** START Records provided **
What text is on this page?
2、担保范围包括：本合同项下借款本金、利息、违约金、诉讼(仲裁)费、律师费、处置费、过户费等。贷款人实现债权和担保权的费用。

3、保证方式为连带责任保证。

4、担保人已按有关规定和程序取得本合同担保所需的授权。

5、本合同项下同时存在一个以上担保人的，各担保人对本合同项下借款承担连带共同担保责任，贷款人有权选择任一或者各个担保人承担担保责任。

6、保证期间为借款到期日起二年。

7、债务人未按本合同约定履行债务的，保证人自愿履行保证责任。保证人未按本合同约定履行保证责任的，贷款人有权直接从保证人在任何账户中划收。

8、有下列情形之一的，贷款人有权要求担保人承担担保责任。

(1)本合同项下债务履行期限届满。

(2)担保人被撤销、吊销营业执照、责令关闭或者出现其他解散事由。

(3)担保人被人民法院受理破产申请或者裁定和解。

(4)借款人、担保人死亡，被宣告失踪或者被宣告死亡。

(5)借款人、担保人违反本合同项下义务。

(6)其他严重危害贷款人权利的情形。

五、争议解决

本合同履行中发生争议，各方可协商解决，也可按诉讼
** END Records provided **
Work to do>
Retype the whole listing, matching it exactly.

Answer to the task>
What text is on this page?
2、担保范围包括：本合同项下借款本金、利息、违约金、诉讼(仲裁)费、律师费、处置费、过户费等。贷款人实现债权和担保权的费用。

3、保证方式为连带责任保证。

4、担保人已按有关规定和程序取得本合同担保所需的授权。

5、本合同项下同时存在一个以上担保人的，各担保人对本合同项下借款承担连带共同担保责任，贷款人有权选择任一或者各个担保人承担担保责任。

6、保证期间为借款到期日起二年。

7、债务人未按本合同约定履行债务的，保证人自愿履行保证责任。保证人未按本合同约定履行保证责任的，贷款人有权直接从保证人在任何账户中划收。

8、有下列情形之一的，贷款人有权要求担保人承担担保责任。

(1)本合同项下债务履行期限届满。

(2)担保人被撤销、吊销营业执照、责令关闭或者出现其他解散事由。

(3)担保人被人民法院受理破产申请或者裁定和解。

(4)借款人、担保人死亡，被宣告失踪或者被宣告死亡。

(5)借款人、担保人违反本合同项下义务。

(6)其他严重危害贷款人权利的情形。

五、争议解决

本合同履行中发生争议，各方可协商解决，也可按诉讼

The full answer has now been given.